* START Provided information *
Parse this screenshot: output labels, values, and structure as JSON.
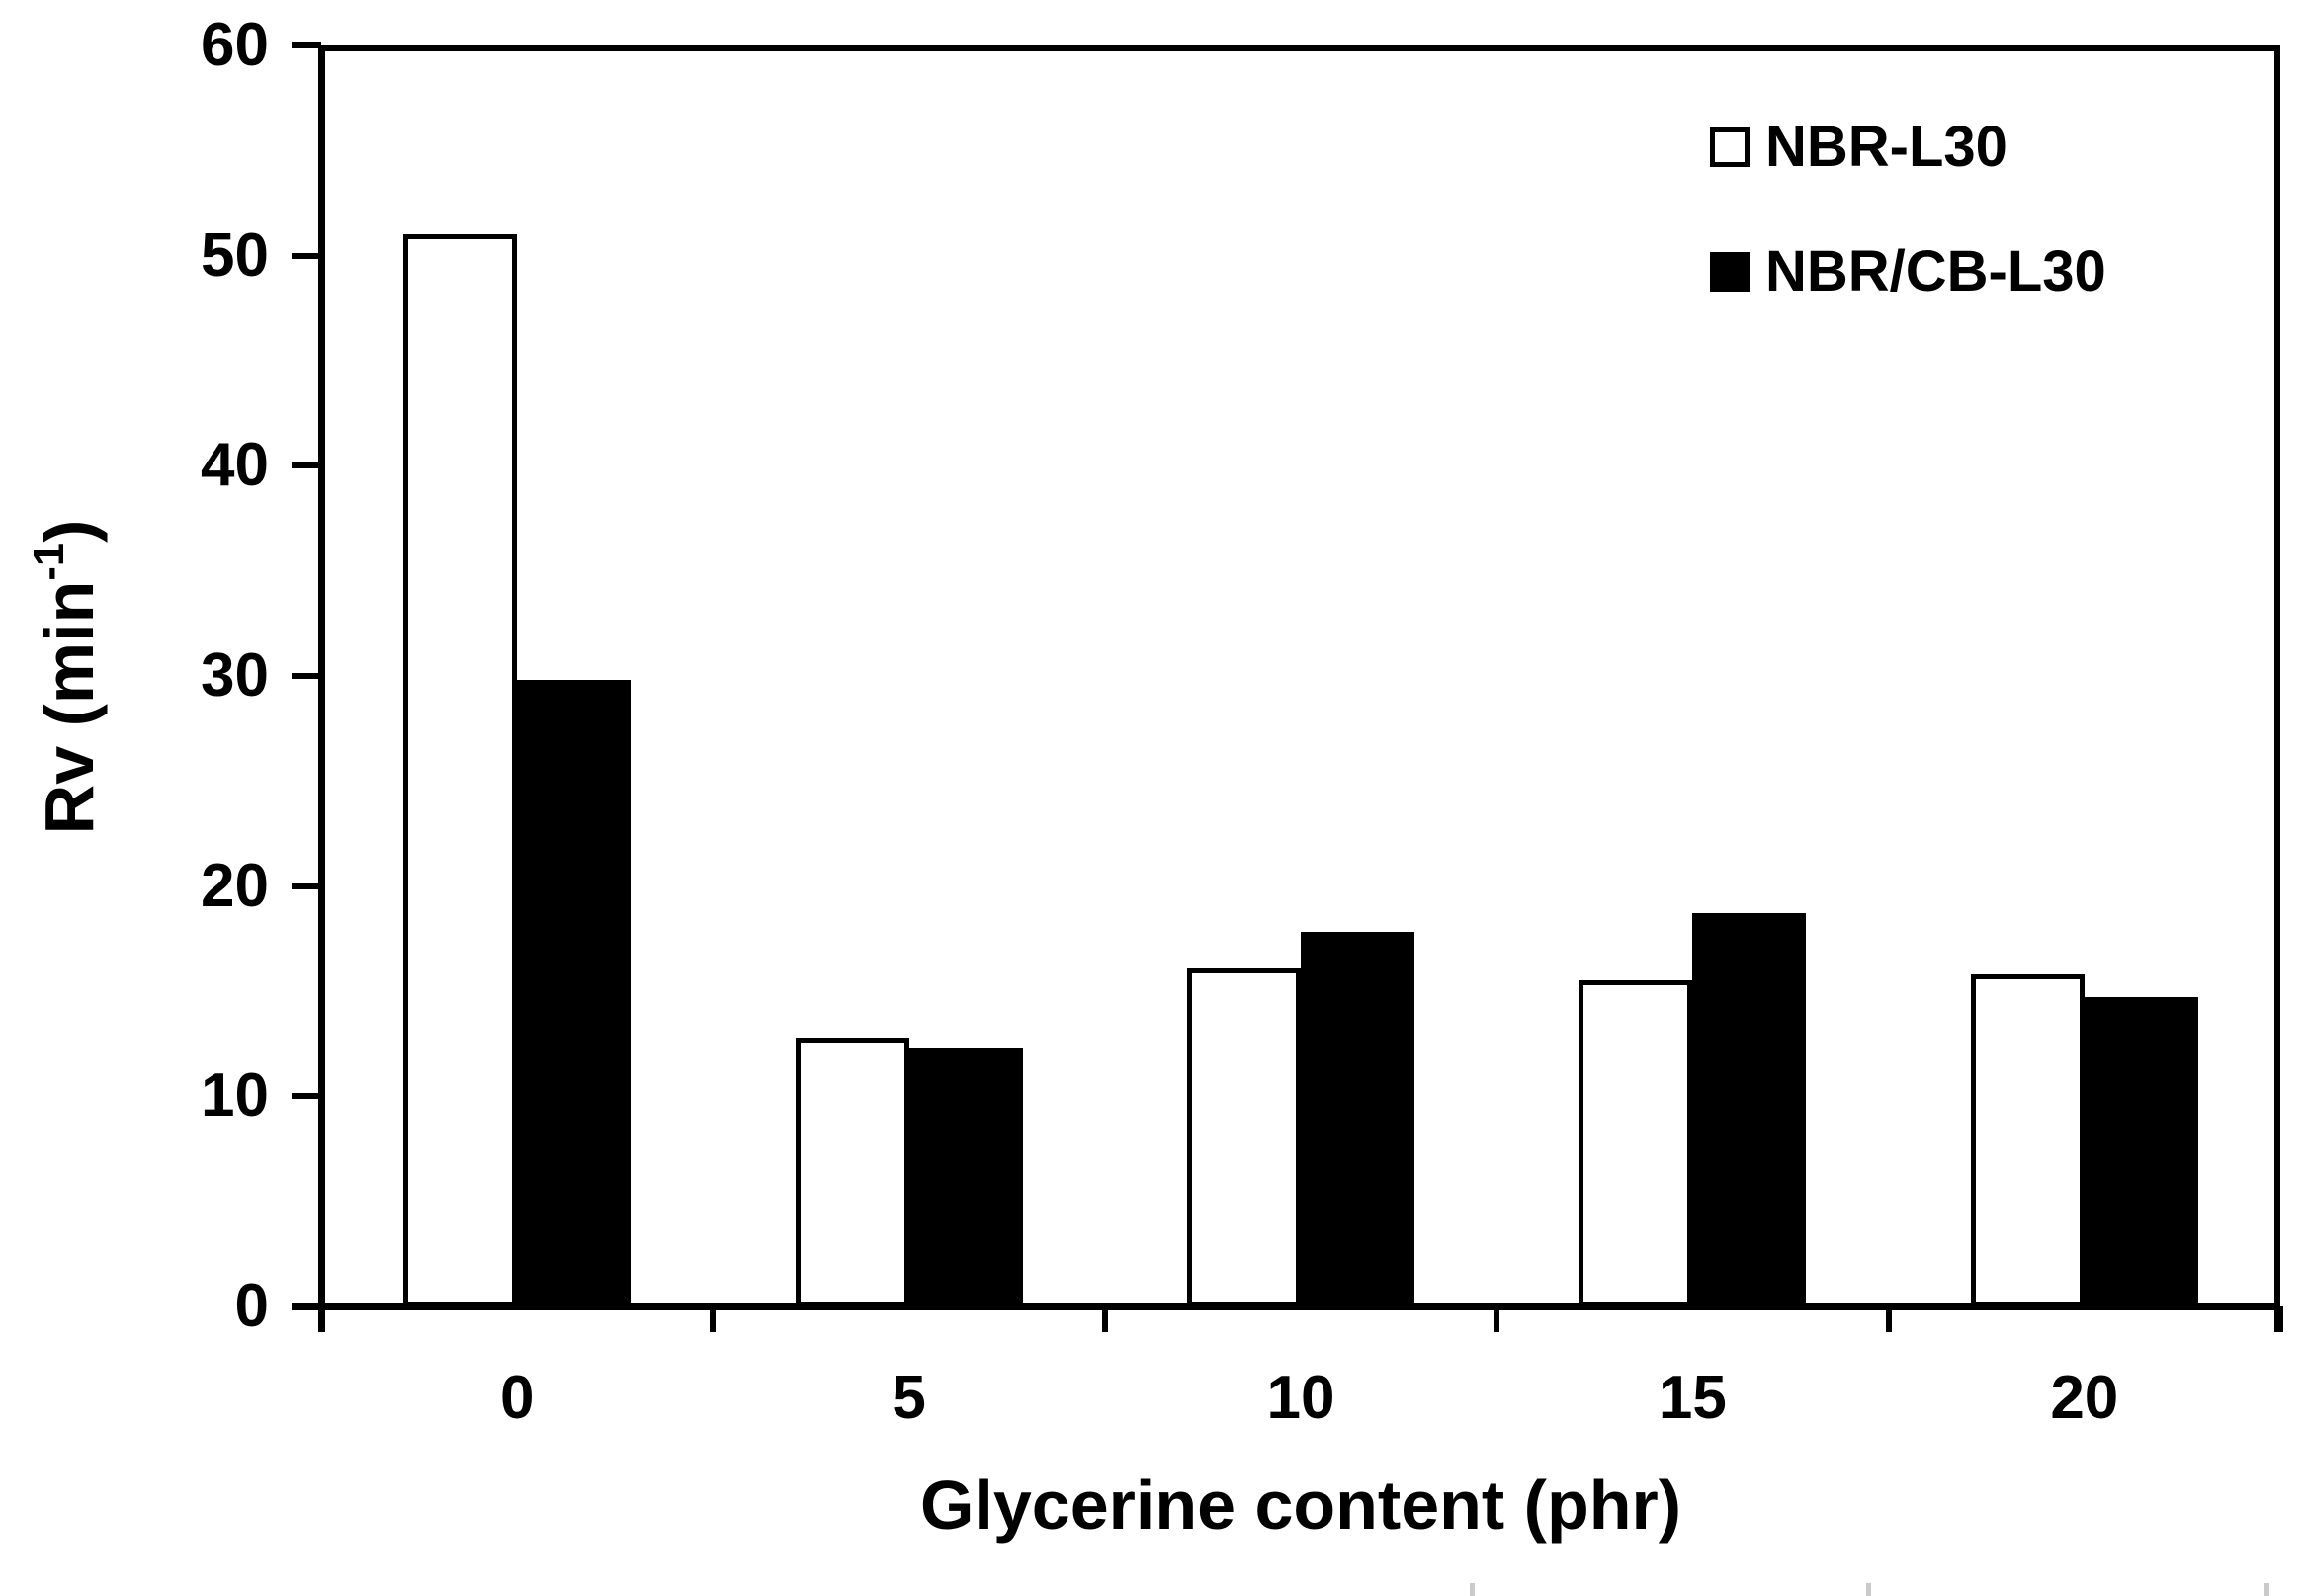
{
  "chart_data": {
    "type": "bar",
    "title": "",
    "categories": [
      "0",
      "5",
      "10",
      "15",
      "20"
    ],
    "series": [
      {
        "name": "NBR-L30",
        "fill": "#ffffff",
        "outline": "#000000",
        "values": [
          51.0,
          12.8,
          16.1,
          15.5,
          15.8
        ]
      },
      {
        "name": "NBR/CB-L30",
        "fill": "#000000",
        "outline": "#000000",
        "values": [
          29.8,
          12.3,
          17.8,
          18.7,
          14.7
        ]
      }
    ],
    "xlabel": "Glycerine content (phr)",
    "ylabel": "Rv (min⁻¹)",
    "ylabel_parts": {
      "prefix": "Rv (min",
      "superscript": "-1",
      "suffix": ")"
    },
    "ylim": [
      0,
      60
    ],
    "yticks": [
      "0",
      "10",
      "20",
      "30",
      "40",
      "50",
      "60"
    ],
    "ytick_step": 10,
    "grid": false,
    "legend_position": "top-right-inside",
    "axis_color": "#000000",
    "background": "#ffffff"
  }
}
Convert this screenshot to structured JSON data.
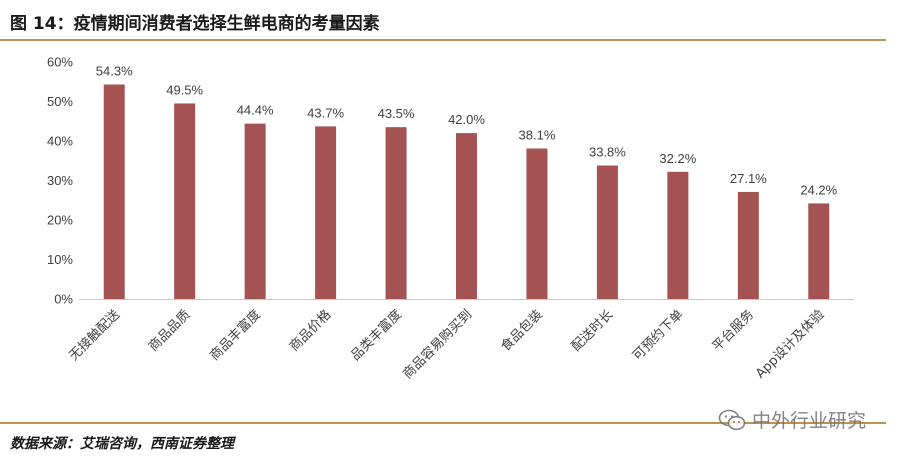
{
  "figure": {
    "title": "图 14：疫情期间消费者选择生鲜电商的考量因素",
    "source": "数据来源：艾瑞咨询，西南证券整理",
    "watermark": "中外行业研究",
    "bar_color": "#a55352",
    "rule_color": "#c1904f"
  },
  "chart_data": {
    "type": "bar",
    "categories": [
      "无接触配送",
      "商品品质",
      "商品丰富度",
      "商品价格",
      "品类丰富度",
      "商品容易购买到",
      "食品包装",
      "配送时长",
      "可预约下单",
      "平台服务",
      "App设计及体验"
    ],
    "values": [
      54.3,
      49.5,
      44.4,
      43.7,
      43.5,
      42.0,
      38.1,
      33.8,
      32.2,
      27.1,
      24.2
    ],
    "value_labels": [
      "54.3%",
      "49.5%",
      "44.4%",
      "43.7%",
      "43.5%",
      "42.0%",
      "38.1%",
      "33.8%",
      "32.2%",
      "27.1%",
      "24.2%"
    ],
    "yticks": [
      "0%",
      "10%",
      "20%",
      "30%",
      "40%",
      "50%",
      "60%"
    ],
    "ylim": [
      0,
      60
    ],
    "title": "",
    "xlabel": "",
    "ylabel": "",
    "grid": false
  }
}
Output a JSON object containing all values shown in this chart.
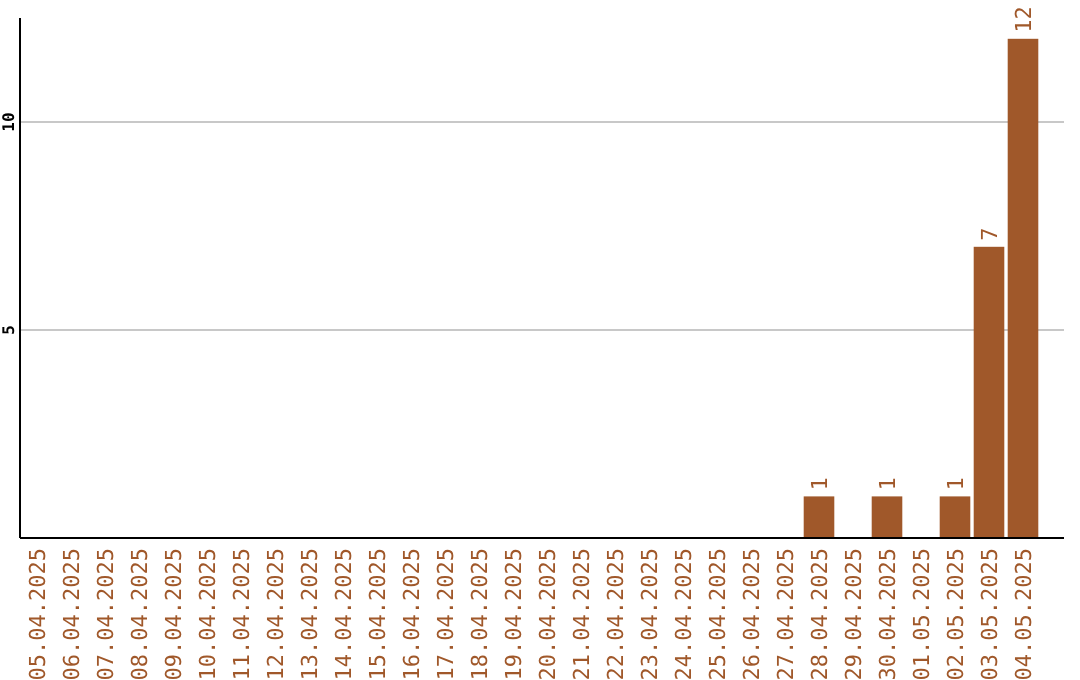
{
  "chart_data": {
    "type": "bar",
    "categories": [
      "05.04.2025",
      "06.04.2025",
      "07.04.2025",
      "08.04.2025",
      "09.04.2025",
      "10.04.2025",
      "11.04.2025",
      "12.04.2025",
      "13.04.2025",
      "14.04.2025",
      "15.04.2025",
      "16.04.2025",
      "17.04.2025",
      "18.04.2025",
      "19.04.2025",
      "20.04.2025",
      "21.04.2025",
      "22.04.2025",
      "23.04.2025",
      "24.04.2025",
      "25.04.2025",
      "26.04.2025",
      "27.04.2025",
      "28.04.2025",
      "29.04.2025",
      "30.04.2025",
      "01.05.2025",
      "02.05.2025",
      "03.05.2025",
      "04.05.2025"
    ],
    "values": [
      0,
      0,
      0,
      0,
      0,
      0,
      0,
      0,
      0,
      0,
      0,
      0,
      0,
      0,
      0,
      0,
      0,
      0,
      0,
      0,
      0,
      0,
      0,
      1,
      0,
      1,
      0,
      1,
      7,
      12
    ],
    "value_labels": [
      null,
      null,
      null,
      null,
      null,
      null,
      null,
      null,
      null,
      null,
      null,
      null,
      null,
      null,
      null,
      null,
      null,
      null,
      null,
      null,
      null,
      null,
      null,
      "1",
      null,
      "1",
      null,
      "1",
      "7",
      "12"
    ],
    "color": "#a0582a",
    "ylim": [
      0,
      12.5
    ],
    "yticks": [
      5,
      10
    ],
    "grid": "y"
  }
}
* END Provided information *
Problem:
Reproduce each line of the records exactly, and omit every picture.

Full answer:
Parse this screenshot: output labels, values, and structure as JSON.
{
  "chart_data": {
    "type": "bar",
    "title": "",
    "categories": [
      "0",
      "5",
      "10",
      "15",
      "20"
    ],
    "series": [
      {
        "name": "NBR-L30",
        "fill": "#ffffff",
        "outline": "#000000",
        "values": [
          51.0,
          12.8,
          16.1,
          15.5,
          15.8
        ]
      },
      {
        "name": "NBR/CB-L30",
        "fill": "#000000",
        "outline": "#000000",
        "values": [
          29.8,
          12.3,
          17.8,
          18.7,
          14.7
        ]
      }
    ],
    "xlabel": "Glycerine content (phr)",
    "ylabel": "Rv (min⁻¹)",
    "ylabel_parts": {
      "prefix": "Rv (min",
      "superscript": "-1",
      "suffix": ")"
    },
    "ylim": [
      0,
      60
    ],
    "yticks": [
      "0",
      "10",
      "20",
      "30",
      "40",
      "50",
      "60"
    ],
    "ytick_step": 10,
    "grid": false,
    "legend_position": "top-right-inside",
    "axis_color": "#000000",
    "background": "#ffffff"
  }
}
Convert this screenshot to structured JSON data.
{
  "figure": {
    "title": "图 14：疫情期间消费者选择生鲜电商的考量因素",
    "source": "数据来源：艾瑞咨询，西南证券整理",
    "watermark": "中外行业研究",
    "bar_color": "#a55352",
    "rule_color": "#c1904f"
  },
  "chart_data": {
    "type": "bar",
    "categories": [
      "无接触配送",
      "商品品质",
      "商品丰富度",
      "商品价格",
      "品类丰富度",
      "商品容易购买到",
      "食品包装",
      "配送时长",
      "可预约下单",
      "平台服务",
      "App设计及体验"
    ],
    "values": [
      54.3,
      49.5,
      44.4,
      43.7,
      43.5,
      42.0,
      38.1,
      33.8,
      32.2,
      27.1,
      24.2
    ],
    "value_labels": [
      "54.3%",
      "49.5%",
      "44.4%",
      "43.7%",
      "43.5%",
      "42.0%",
      "38.1%",
      "33.8%",
      "32.2%",
      "27.1%",
      "24.2%"
    ],
    "yticks": [
      "0%",
      "10%",
      "20%",
      "30%",
      "40%",
      "50%",
      "60%"
    ],
    "ylim": [
      0,
      60
    ],
    "title": "",
    "xlabel": "",
    "ylabel": "",
    "grid": false
  }
}
Output a JSON object containing all values shown in this chart.
{
  "chart_data": {
    "type": "bar",
    "categories": [
      "05.04.2025",
      "06.04.2025",
      "07.04.2025",
      "08.04.2025",
      "09.04.2025",
      "10.04.2025",
      "11.04.2025",
      "12.04.2025",
      "13.04.2025",
      "14.04.2025",
      "15.04.2025",
      "16.04.2025",
      "17.04.2025",
      "18.04.2025",
      "19.04.2025",
      "20.04.2025",
      "21.04.2025",
      "22.04.2025",
      "23.04.2025",
      "24.04.2025",
      "25.04.2025",
      "26.04.2025",
      "27.04.2025",
      "28.04.2025",
      "29.04.2025",
      "30.04.2025",
      "01.05.2025",
      "02.05.2025",
      "03.05.2025",
      "04.05.2025"
    ],
    "values": [
      0,
      0,
      0,
      0,
      0,
      0,
      0,
      0,
      0,
      0,
      0,
      0,
      0,
      0,
      0,
      0,
      0,
      0,
      0,
      0,
      0,
      0,
      0,
      1,
      0,
      1,
      0,
      1,
      7,
      12
    ],
    "value_labels": [
      null,
      null,
      null,
      null,
      null,
      null,
      null,
      null,
      null,
      null,
      null,
      null,
      null,
      null,
      null,
      null,
      null,
      null,
      null,
      null,
      null,
      null,
      null,
      "1",
      null,
      "1",
      null,
      "1",
      "7",
      "12"
    ],
    "color": "#a0582a",
    "ylim": [
      0,
      12.5
    ],
    "yticks": [
      5,
      10
    ],
    "grid": "y"
  }
}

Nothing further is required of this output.